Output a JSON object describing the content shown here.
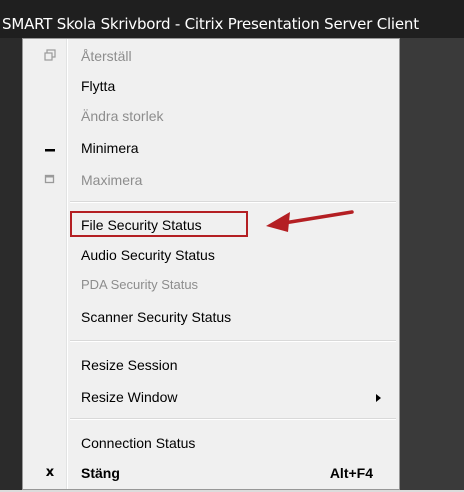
{
  "window": {
    "title": "SMART Skola Skrivbord - Citrix Presentation Server Client"
  },
  "menu": {
    "items": [
      {
        "label": "Återställ",
        "icon": "restore-icon",
        "disabled": true
      },
      {
        "label": "Flytta",
        "disabled": false
      },
      {
        "label": "Ändra storlek",
        "disabled": true
      },
      {
        "label": "Minimera",
        "icon": "minimize-icon",
        "disabled": false
      },
      {
        "label": "Maximera",
        "icon": "maximize-icon",
        "disabled": true
      },
      {
        "label": "File Security Status",
        "disabled": false,
        "highlighted": true
      },
      {
        "label": "Audio Security Status",
        "disabled": false
      },
      {
        "label": "PDA Security Status",
        "disabled": true
      },
      {
        "label": "Scanner Security Status",
        "disabled": false
      },
      {
        "label": "Resize Session",
        "disabled": false
      },
      {
        "label": "Resize Window",
        "disabled": false,
        "submenu": true
      },
      {
        "label": "Connection Status",
        "disabled": false
      },
      {
        "label": "Stäng",
        "icon": "close-icon",
        "shortcut": "Alt+F4",
        "bold": true
      }
    ]
  },
  "annotation": {
    "highlight_color": "#b41f23",
    "arrow_color": "#b41f23"
  }
}
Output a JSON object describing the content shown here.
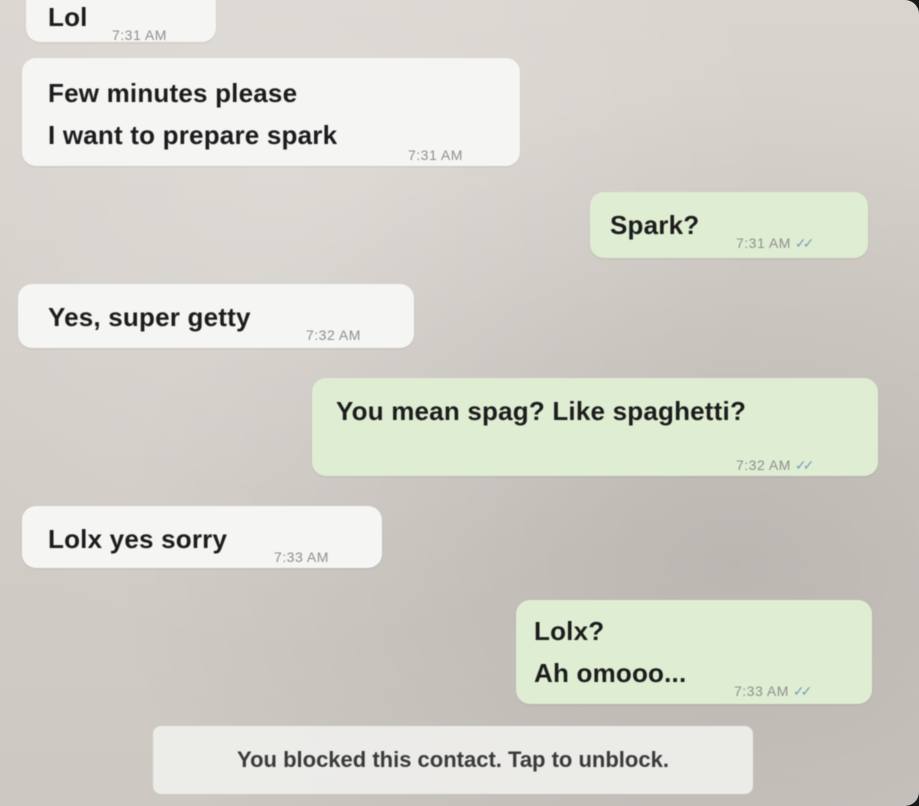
{
  "messages": [
    {
      "id": "m1",
      "direction": "incoming",
      "lines": [
        "Lol"
      ],
      "time": "7:31 AM"
    },
    {
      "id": "m2",
      "direction": "incoming",
      "lines": [
        "Few minutes please",
        "I want to prepare spark"
      ],
      "time": "7:31 AM"
    },
    {
      "id": "m3",
      "direction": "outgoing",
      "lines": [
        "Spark?"
      ],
      "time": "7:31 AM",
      "ticks": "✓✓"
    },
    {
      "id": "m4",
      "direction": "incoming",
      "lines": [
        "Yes, super getty"
      ],
      "time": "7:32 AM"
    },
    {
      "id": "m5",
      "direction": "outgoing",
      "lines": [
        "You mean spag? Like spaghetti?"
      ],
      "time": "7:32 AM",
      "ticks": "✓✓"
    },
    {
      "id": "m6",
      "direction": "incoming",
      "lines": [
        "Lolx yes sorry"
      ],
      "time": "7:33 AM"
    },
    {
      "id": "m7",
      "direction": "outgoing",
      "lines": [
        "Lolx?",
        "Ah omooo..."
      ],
      "time": "7:33 AM",
      "ticks": "✓✓"
    }
  ],
  "blocked_notice": "You blocked this contact. Tap to unblock.",
  "colors": {
    "wallpaper": "#d3cec8",
    "incoming_bubble": "#f5f5f4",
    "outgoing_bubble": "#dfeed3",
    "text": "#1c1c1c",
    "timestamp": "#8e8e8e",
    "read_ticks": "#7aa0b8"
  }
}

## THE PROBLEM
The records above should be reproduced exactly, with no pictures included.

## EXERCISE RESULT
Output a JSON object describing the content shown here.
{
  "window": {
    "title": "SMART Skola Skrivbord - Citrix Presentation Server Client"
  },
  "menu": {
    "items": [
      {
        "label": "Återställ",
        "icon": "restore-icon",
        "disabled": true
      },
      {
        "label": "Flytta",
        "disabled": false
      },
      {
        "label": "Ändra storlek",
        "disabled": true
      },
      {
        "label": "Minimera",
        "icon": "minimize-icon",
        "disabled": false
      },
      {
        "label": "Maximera",
        "icon": "maximize-icon",
        "disabled": true
      },
      {
        "label": "File Security Status",
        "disabled": false,
        "highlighted": true
      },
      {
        "label": "Audio Security Status",
        "disabled": false
      },
      {
        "label": "PDA Security Status",
        "disabled": true
      },
      {
        "label": "Scanner Security Status",
        "disabled": false
      },
      {
        "label": "Resize Session",
        "disabled": false
      },
      {
        "label": "Resize Window",
        "disabled": false,
        "submenu": true
      },
      {
        "label": "Connection Status",
        "disabled": false
      },
      {
        "label": "Stäng",
        "icon": "close-icon",
        "shortcut": "Alt+F4",
        "bold": true
      }
    ]
  },
  "annotation": {
    "highlight_color": "#b41f23",
    "arrow_color": "#b41f23"
  }
}
Output a JSON object describing the content shown here.
{
  "messages": [
    {
      "id": "m1",
      "direction": "incoming",
      "lines": [
        "Lol"
      ],
      "time": "7:31 AM"
    },
    {
      "id": "m2",
      "direction": "incoming",
      "lines": [
        "Few minutes please",
        "I want to prepare spark"
      ],
      "time": "7:31 AM"
    },
    {
      "id": "m3",
      "direction": "outgoing",
      "lines": [
        "Spark?"
      ],
      "time": "7:31 AM",
      "ticks": "✓✓"
    },
    {
      "id": "m4",
      "direction": "incoming",
      "lines": [
        "Yes, super getty"
      ],
      "time": "7:32 AM"
    },
    {
      "id": "m5",
      "direction": "outgoing",
      "lines": [
        "You mean spag? Like spaghetti?"
      ],
      "time": "7:32 AM",
      "ticks": "✓✓"
    },
    {
      "id": "m6",
      "direction": "incoming",
      "lines": [
        "Lolx yes sorry"
      ],
      "time": "7:33 AM"
    },
    {
      "id": "m7",
      "direction": "outgoing",
      "lines": [
        "Lolx?",
        "Ah omooo..."
      ],
      "time": "7:33 AM",
      "ticks": "✓✓"
    }
  ],
  "blocked_notice": "You blocked this contact. Tap to unblock.",
  "colors": {
    "wallpaper": "#d3cec8",
    "incoming_bubble": "#f5f5f4",
    "outgoing_bubble": "#dfeed3",
    "text": "#1c1c1c",
    "timestamp": "#8e8e8e",
    "read_ticks": "#7aa0b8"
  }
}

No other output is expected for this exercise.